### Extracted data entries

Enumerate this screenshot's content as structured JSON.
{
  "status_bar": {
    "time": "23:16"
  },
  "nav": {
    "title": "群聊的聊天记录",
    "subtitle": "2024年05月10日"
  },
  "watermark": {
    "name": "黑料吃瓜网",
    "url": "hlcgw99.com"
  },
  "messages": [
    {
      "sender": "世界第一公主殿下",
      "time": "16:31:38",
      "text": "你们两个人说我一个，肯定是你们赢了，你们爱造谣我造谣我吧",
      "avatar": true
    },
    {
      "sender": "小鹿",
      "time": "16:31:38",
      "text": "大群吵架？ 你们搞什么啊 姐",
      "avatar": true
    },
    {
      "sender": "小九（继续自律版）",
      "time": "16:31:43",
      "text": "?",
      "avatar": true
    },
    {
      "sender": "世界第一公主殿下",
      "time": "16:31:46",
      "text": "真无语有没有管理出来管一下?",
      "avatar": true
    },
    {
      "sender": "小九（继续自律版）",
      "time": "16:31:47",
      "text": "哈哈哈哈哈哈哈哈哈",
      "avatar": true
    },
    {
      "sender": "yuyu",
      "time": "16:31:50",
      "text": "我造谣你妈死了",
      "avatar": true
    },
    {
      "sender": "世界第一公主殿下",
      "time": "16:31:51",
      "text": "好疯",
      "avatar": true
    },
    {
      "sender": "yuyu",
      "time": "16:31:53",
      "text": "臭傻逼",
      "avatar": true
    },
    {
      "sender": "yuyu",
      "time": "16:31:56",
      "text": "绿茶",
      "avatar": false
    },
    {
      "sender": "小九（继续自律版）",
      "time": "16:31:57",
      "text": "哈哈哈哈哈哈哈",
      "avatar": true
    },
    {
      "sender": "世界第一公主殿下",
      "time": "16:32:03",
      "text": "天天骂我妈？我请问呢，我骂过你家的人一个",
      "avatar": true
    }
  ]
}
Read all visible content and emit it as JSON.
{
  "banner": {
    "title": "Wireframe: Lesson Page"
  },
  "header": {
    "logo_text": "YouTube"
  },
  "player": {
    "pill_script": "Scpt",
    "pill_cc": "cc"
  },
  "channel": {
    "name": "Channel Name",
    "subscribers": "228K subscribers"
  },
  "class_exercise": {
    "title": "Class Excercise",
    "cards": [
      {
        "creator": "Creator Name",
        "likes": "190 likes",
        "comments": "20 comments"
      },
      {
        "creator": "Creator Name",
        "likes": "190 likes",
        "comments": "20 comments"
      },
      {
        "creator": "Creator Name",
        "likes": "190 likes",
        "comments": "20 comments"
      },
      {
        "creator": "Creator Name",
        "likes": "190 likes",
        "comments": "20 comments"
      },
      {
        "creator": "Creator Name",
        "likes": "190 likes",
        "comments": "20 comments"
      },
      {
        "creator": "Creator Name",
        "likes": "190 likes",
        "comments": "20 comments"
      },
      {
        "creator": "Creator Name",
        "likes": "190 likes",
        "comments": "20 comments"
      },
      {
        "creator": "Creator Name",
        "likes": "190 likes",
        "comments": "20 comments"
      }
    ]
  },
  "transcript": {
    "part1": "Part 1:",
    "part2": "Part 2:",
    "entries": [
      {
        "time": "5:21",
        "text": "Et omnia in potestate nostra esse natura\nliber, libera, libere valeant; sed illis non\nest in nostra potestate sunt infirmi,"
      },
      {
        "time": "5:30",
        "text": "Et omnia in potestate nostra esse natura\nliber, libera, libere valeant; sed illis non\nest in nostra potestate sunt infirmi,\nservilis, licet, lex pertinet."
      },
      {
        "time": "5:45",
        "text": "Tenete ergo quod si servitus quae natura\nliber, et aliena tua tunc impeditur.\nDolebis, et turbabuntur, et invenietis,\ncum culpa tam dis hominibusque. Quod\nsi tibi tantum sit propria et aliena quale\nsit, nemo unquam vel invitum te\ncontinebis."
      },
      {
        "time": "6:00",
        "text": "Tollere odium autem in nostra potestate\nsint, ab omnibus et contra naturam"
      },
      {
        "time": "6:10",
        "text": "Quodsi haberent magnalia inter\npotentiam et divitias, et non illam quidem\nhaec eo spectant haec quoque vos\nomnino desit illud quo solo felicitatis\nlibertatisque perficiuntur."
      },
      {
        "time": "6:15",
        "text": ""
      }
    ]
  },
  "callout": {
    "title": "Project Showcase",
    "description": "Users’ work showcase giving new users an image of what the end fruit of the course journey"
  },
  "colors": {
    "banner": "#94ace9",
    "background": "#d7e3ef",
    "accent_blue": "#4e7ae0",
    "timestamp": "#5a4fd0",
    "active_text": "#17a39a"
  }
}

### OBJECTIVE
Word for word, extract all the records.

### RESULT OF THE EXERCISE
Enumerate this screenshot's content as structured JSON.
{
  "status_bar": {
    "time": "23:16"
  },
  "nav": {
    "title": "群聊的聊天记录",
    "subtitle": "2024年05月10日"
  },
  "watermark": {
    "name": "黑料吃瓜网",
    "url": "hlcgw99.com"
  },
  "messages": [
    {
      "sender": "世界第一公主殿下",
      "time": "16:31:38",
      "text": "你们两个人说我一个，肯定是你们赢了，你们爱造谣我造谣我吧",
      "avatar": true
    },
    {
      "sender": "小鹿",
      "time": "16:31:38",
      "text": "大群吵架？ 你们搞什么啊 姐",
      "avatar": true
    },
    {
      "sender": "小九（继续自律版）",
      "time": "16:31:43",
      "text": "?",
      "avatar": true
    },
    {
      "sender": "世界第一公主殿下",
      "time": "16:31:46",
      "text": "真无语有没有管理出来管一下?",
      "avatar": true
    },
    {
      "sender": "小九（继续自律版）",
      "time": "16:31:47",
      "text": "哈哈哈哈哈哈哈哈哈",
      "avatar": true
    },
    {
      "sender": "yuyu",
      "time": "16:31:50",
      "text": "我造谣你妈死了",
      "avatar": true
    },
    {
      "sender": "世界第一公主殿下",
      "time": "16:31:51",
      "text": "好疯",
      "avatar": true
    },
    {
      "sender": "yuyu",
      "time": "16:31:53",
      "text": "臭傻逼",
      "avatar": true
    },
    {
      "sender": "yuyu",
      "time": "16:31:56",
      "text": "绿茶",
      "avatar": false
    },
    {
      "sender": "小九（继续自律版）",
      "time": "16:31:57",
      "text": "哈哈哈哈哈哈哈",
      "avatar": true
    },
    {
      "sender": "世界第一公主殿下",
      "time": "16:32:03",
      "text": "天天骂我妈？我请问呢，我骂过你家的人一个",
      "avatar": true
    }
  ]
}
Read all visible content and emit it as JSON.
{
  "banner": {
    "title": "Wireframe: Lesson Page"
  },
  "header": {
    "logo_text": "YouTube"
  },
  "player": {
    "pill_script": "Scpt",
    "pill_cc": "cc"
  },
  "channel": {
    "name": "Channel Name",
    "subscribers": "228K subscribers"
  },
  "class_exercise": {
    "title": "Class Excercise",
    "cards": [
      {
        "creator": "Creator Name",
        "likes": "190 likes",
        "comments": "20 comments"
      },
      {
        "creator": "Creator Name",
        "likes": "190 likes",
        "comments": "20 comments"
      },
      {
        "creator": "Creator Name",
        "likes": "190 likes",
        "comments": "20 comments"
      },
      {
        "creator": "Creator Name",
        "likes": "190 likes",
        "comments": "20 comments"
      },
      {
        "creator": "Creator Name",
        "likes": "190 likes",
        "comments": "20 comments"
      },
      {
        "creator": "Creator Name",
        "likes": "190 likes",
        "comments": "20 comments"
      },
      {
        "creator": "Creator Name",
        "likes": "190 likes",
        "comments": "20 comments"
      },
      {
        "creator": "Creator Name",
        "likes": "190 likes",
        "comments": "20 comments"
      }
    ]
  },
  "transcript": {
    "part1": "Part 1:",
    "part2": "Part 2:",
    "entries": [
      {
        "time": "5:21",
        "text": "Et omnia in potestate nostra esse natura\nliber, libera, libere valeant; sed illis non\nest in nostra potestate sunt infirmi,"
      },
      {
        "time": "5:30",
        "text": "Et omnia in potestate nostra esse natura\nliber, libera, libere valeant; sed illis non\nest in nostra potestate sunt infirmi,\nservilis, licet, lex pertinet."
      },
      {
        "time": "5:45",
        "text": "Tenete ergo quod si servitus quae natura\nliber, et aliena tua tunc impeditur.\nDolebis, et turbabuntur, et invenietis,\ncum culpa tam dis hominibusque. Quod\nsi tibi tantum sit propria et aliena quale\nsit, nemo unquam vel invitum te\ncontinebis."
      },
      {
        "time": "6:00",
        "text": "Tollere odium autem in nostra potestate\nsint, ab omnibus et contra naturam"
      },
      {
        "time": "6:10",
        "text": "Quodsi haberent magnalia inter\npotentiam et divitias, et non illam quidem\nhaec eo spectant haec quoque vos\nomnino desit illud quo solo felicitatis\nlibertatisque perficiuntur."
      },
      {
        "time": "6:15",
        "text": ""
      }
    ]
  },
  "callout": {
    "title": "Project Showcase",
    "description": "Users’ work showcase giving new users an image of what the end fruit of the course journey"
  },
  "colors": {
    "banner": "#94ace9",
    "background": "#d7e3ef",
    "accent_blue": "#4e7ae0",
    "timestamp": "#5a4fd0",
    "active_text": "#17a39a"
  }
}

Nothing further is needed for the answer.